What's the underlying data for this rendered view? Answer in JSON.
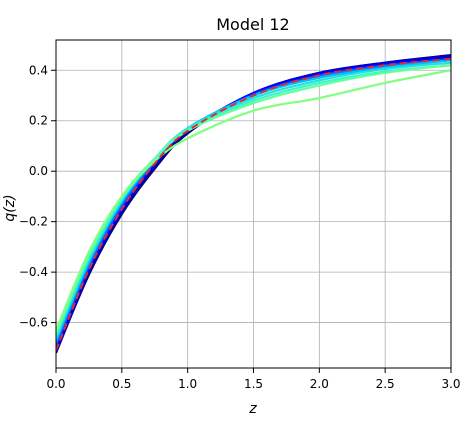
{
  "chart_data": {
    "type": "line",
    "title": "Model 12",
    "xlabel": "z",
    "ylabel": "q(z)",
    "xlim": [
      0.0,
      3.0
    ],
    "ylim": [
      -0.78,
      0.52
    ],
    "xticks": [
      "0.0",
      "0.5",
      "1.0",
      "1.5",
      "2.0",
      "2.5",
      "3.0"
    ],
    "yticks": [
      "0.4",
      "0.2",
      "0.0",
      "−0.2",
      "−0.4",
      "−0.6"
    ],
    "xtick_values": [
      0,
      0.5,
      1.0,
      1.5,
      2.0,
      2.5,
      3.0
    ],
    "ytick_values": [
      0.4,
      0.2,
      0.0,
      -0.2,
      -0.4,
      -0.6
    ],
    "grid": true,
    "x": [
      0.0,
      0.25,
      0.5,
      0.75,
      1.0,
      1.5,
      2.0,
      2.5,
      3.0
    ],
    "series": [
      {
        "color": "#00007f",
        "values": [
          -0.72,
          -0.41,
          -0.17,
          0.01,
          0.15,
          0.31,
          0.39,
          0.43,
          0.46
        ]
      },
      {
        "color": "#0000c8",
        "values": [
          -0.72,
          -0.4,
          -0.16,
          0.02,
          0.16,
          0.31,
          0.39,
          0.43,
          0.455
        ]
      },
      {
        "color": "#0000ff",
        "values": [
          -0.7,
          -0.39,
          -0.15,
          0.03,
          0.16,
          0.31,
          0.385,
          0.425,
          0.45
        ]
      },
      {
        "color": "#0040ff",
        "values": [
          -0.69,
          -0.38,
          -0.14,
          0.035,
          0.165,
          0.305,
          0.38,
          0.42,
          0.445
        ]
      },
      {
        "color": "#0080ff",
        "values": [
          -0.68,
          -0.37,
          -0.13,
          0.04,
          0.17,
          0.3,
          0.375,
          0.415,
          0.44
        ]
      },
      {
        "color": "#00c0ff",
        "values": [
          -0.67,
          -0.36,
          -0.12,
          0.045,
          0.17,
          0.3,
          0.37,
          0.41,
          0.44
        ]
      },
      {
        "color": "#1ee4e0",
        "values": [
          -0.66,
          -0.35,
          -0.115,
          0.05,
          0.17,
          0.29,
          0.36,
          0.405,
          0.43
        ]
      },
      {
        "color": "#3ff5c0",
        "values": [
          -0.65,
          -0.34,
          -0.11,
          0.05,
          0.165,
          0.28,
          0.35,
          0.395,
          0.42
        ]
      },
      {
        "color": "#60ffa0",
        "values": [
          -0.64,
          -0.33,
          -0.1,
          0.05,
          0.16,
          0.27,
          0.34,
          0.39,
          0.42
        ]
      },
      {
        "color": "#80ff80",
        "values": [
          -0.63,
          -0.32,
          -0.1,
          0.04,
          0.13,
          0.24,
          0.29,
          0.35,
          0.4
        ]
      },
      {
        "color": "#e8292a",
        "style": "dashed",
        "values": [
          -0.71,
          -0.39,
          -0.15,
          0.03,
          0.16,
          0.3,
          0.38,
          0.42,
          0.445
        ]
      }
    ]
  }
}
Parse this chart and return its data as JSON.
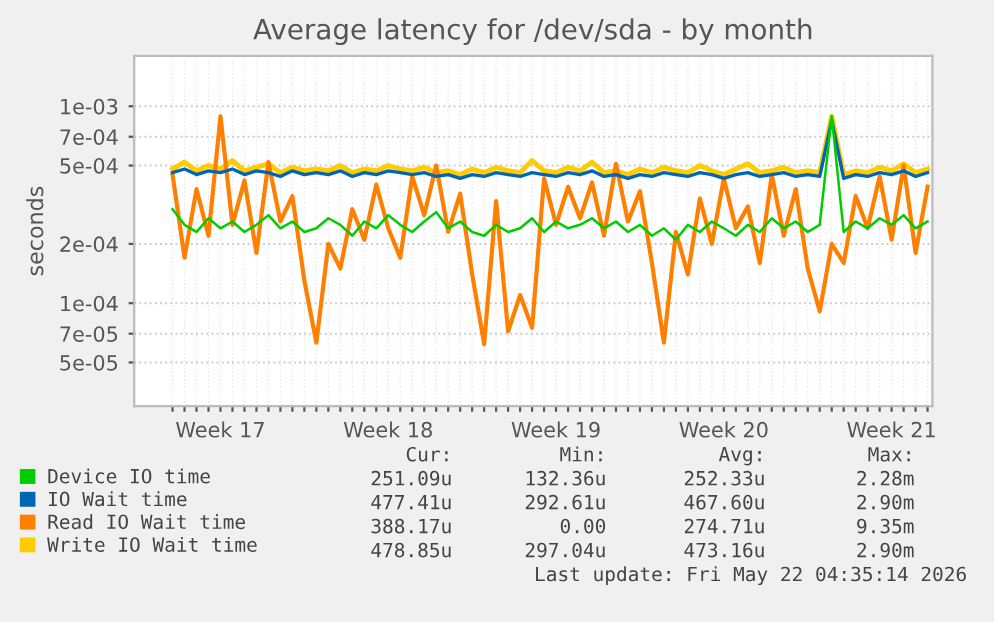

§ **What to work on**:
Omit every picture while copying the listing above exactly.

§ **Complete response**:
What's the underlying data for this rendered view? Answer in JSON.
{
  "chart_data": {
    "type": "line",
    "title": "Model 12",
    "xlabel": "z",
    "ylabel": "q(z)",
    "xlim": [
      0.0,
      3.0
    ],
    "ylim": [
      -0.78,
      0.52
    ],
    "xticks": [
      "0.0",
      "0.5",
      "1.0",
      "1.5",
      "2.0",
      "2.5",
      "3.0"
    ],
    "yticks": [
      "0.4",
      "0.2",
      "0.0",
      "−0.2",
      "−0.4",
      "−0.6"
    ],
    "xtick_values": [
      0,
      0.5,
      1.0,
      1.5,
      2.0,
      2.5,
      3.0
    ],
    "ytick_values": [
      0.4,
      0.2,
      0.0,
      -0.2,
      -0.4,
      -0.6
    ],
    "grid": true,
    "x": [
      0.0,
      0.25,
      0.5,
      0.75,
      1.0,
      1.5,
      2.0,
      2.5,
      3.0
    ],
    "series": [
      {
        "color": "#00007f",
        "values": [
          -0.72,
          -0.41,
          -0.17,
          0.01,
          0.15,
          0.31,
          0.39,
          0.43,
          0.46
        ]
      },
      {
        "color": "#0000c8",
        "values": [
          -0.72,
          -0.4,
          -0.16,
          0.02,
          0.16,
          0.31,
          0.39,
          0.43,
          0.455
        ]
      },
      {
        "color": "#0000ff",
        "values": [
          -0.7,
          -0.39,
          -0.15,
          0.03,
          0.16,
          0.31,
          0.385,
          0.425,
          0.45
        ]
      },
      {
        "color": "#0040ff",
        "values": [
          -0.69,
          -0.38,
          -0.14,
          0.035,
          0.165,
          0.305,
          0.38,
          0.42,
          0.445
        ]
      },
      {
        "color": "#0080ff",
        "values": [
          -0.68,
          -0.37,
          -0.13,
          0.04,
          0.17,
          0.3,
          0.375,
          0.415,
          0.44
        ]
      },
      {
        "color": "#00c0ff",
        "values": [
          -0.67,
          -0.36,
          -0.12,
          0.045,
          0.17,
          0.3,
          0.37,
          0.41,
          0.44
        ]
      },
      {
        "color": "#1ee4e0",
        "values": [
          -0.66,
          -0.35,
          -0.115,
          0.05,
          0.17,
          0.29,
          0.36,
          0.405,
          0.43
        ]
      },
      {
        "color": "#3ff5c0",
        "values": [
          -0.65,
          -0.34,
          -0.11,
          0.05,
          0.165,
          0.28,
          0.35,
          0.395,
          0.42
        ]
      },
      {
        "color": "#60ffa0",
        "values": [
          -0.64,
          -0.33,
          -0.1,
          0.05,
          0.16,
          0.27,
          0.34,
          0.39,
          0.42
        ]
      },
      {
        "color": "#80ff80",
        "values": [
          -0.63,
          -0.32,
          -0.1,
          0.04,
          0.13,
          0.24,
          0.29,
          0.35,
          0.4
        ]
      },
      {
        "color": "#e8292a",
        "style": "dashed",
        "values": [
          -0.71,
          -0.39,
          -0.15,
          0.03,
          0.16,
          0.3,
          0.38,
          0.42,
          0.445
        ]
      }
    ]
  }
}
Parse this chart and return its data as JSON.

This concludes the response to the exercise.